■ DIRECTION ■
Count lines with the string "UPLINK" in them. State the number alone.

■ ENTRIES PROVIDED ■
┌──

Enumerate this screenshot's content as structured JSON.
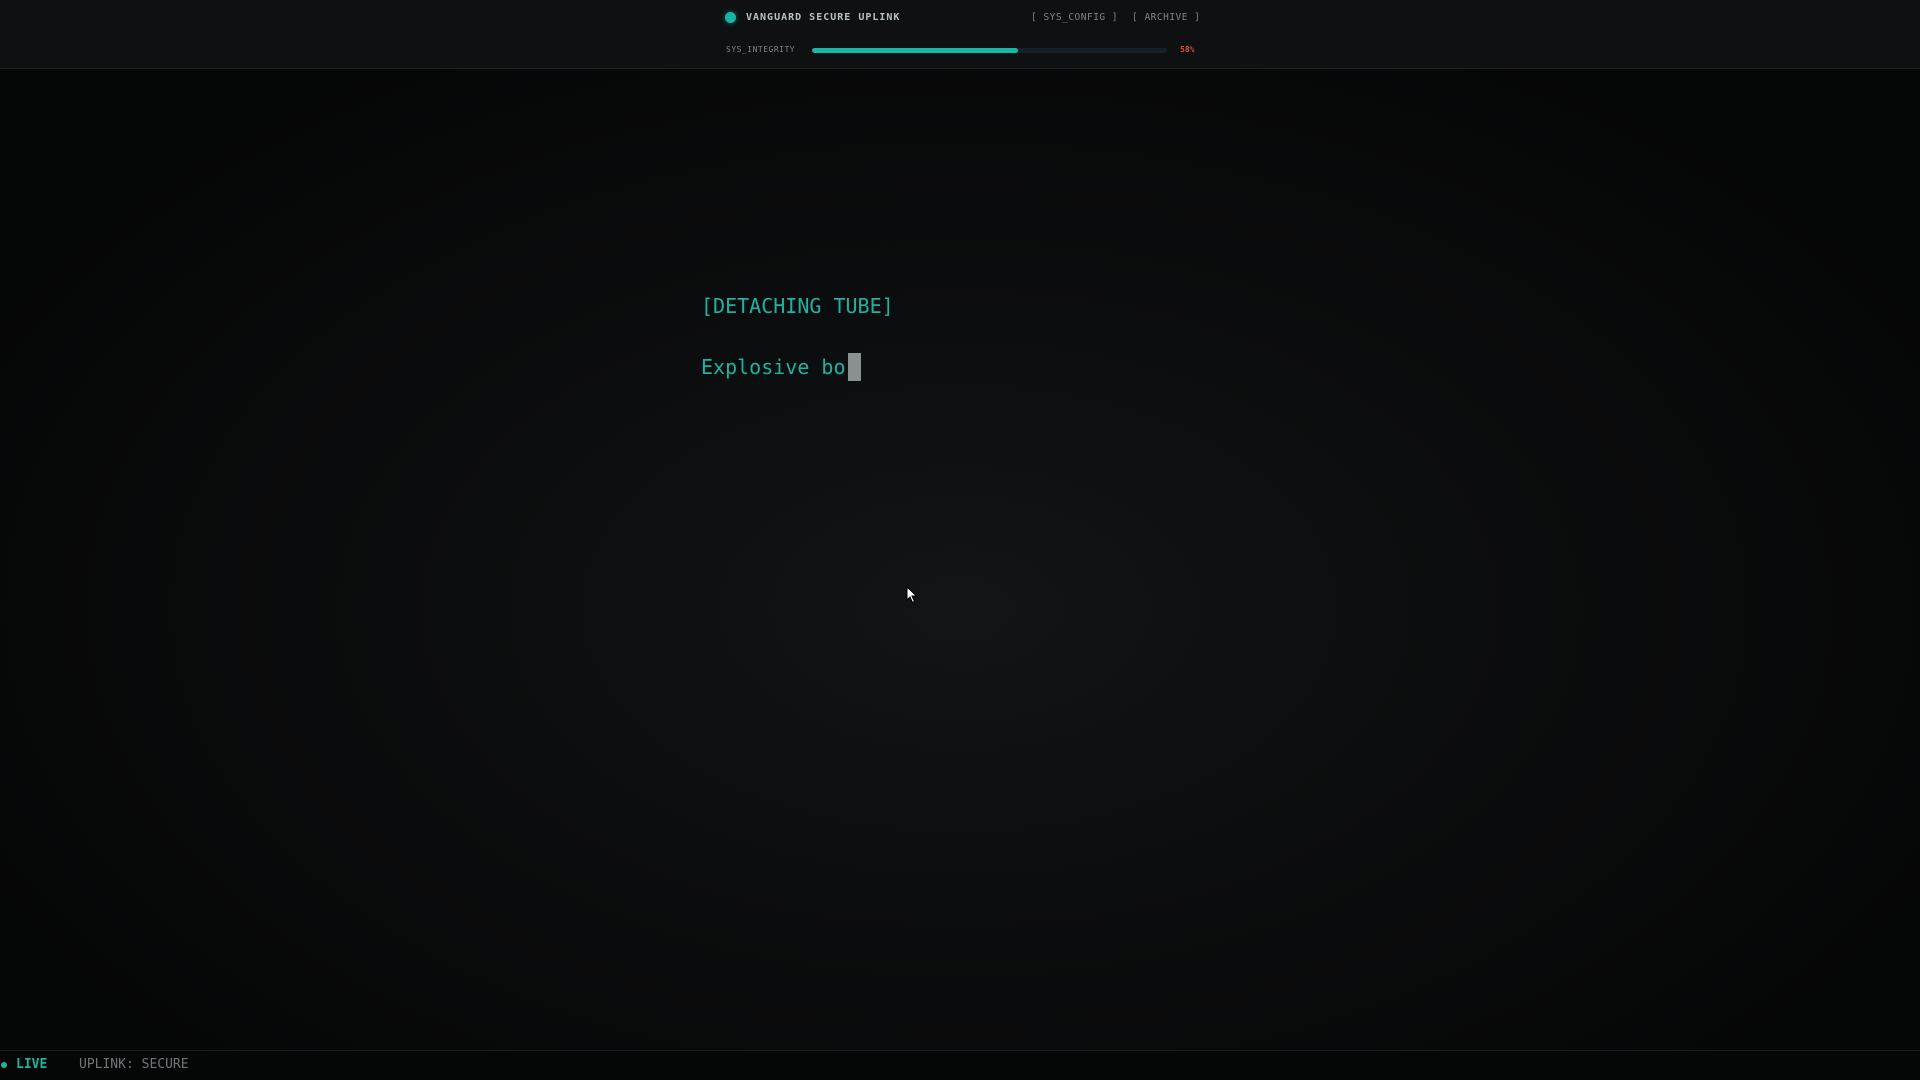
{
  "header": {
    "title": "VANGUARD SECURE UPLINK",
    "nav": {
      "sys_config": "[ SYS_CONFIG ]",
      "archive": "[ ARCHIVE ]"
    },
    "integrity": {
      "label": "SYS_INTEGRITY",
      "value_text": "58%",
      "percent": 58
    }
  },
  "terminal": {
    "heading": "[DETACHING TUBE]",
    "line": "Explosive bo"
  },
  "footer": {
    "live_label": "LIVE",
    "uplink_status": "UPLINK: SECURE"
  },
  "colors": {
    "accent": "#1eb3a1",
    "warning": "#e0503c",
    "background": "#050607"
  }
}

└──

■ WRITTEN ANSWER ■
2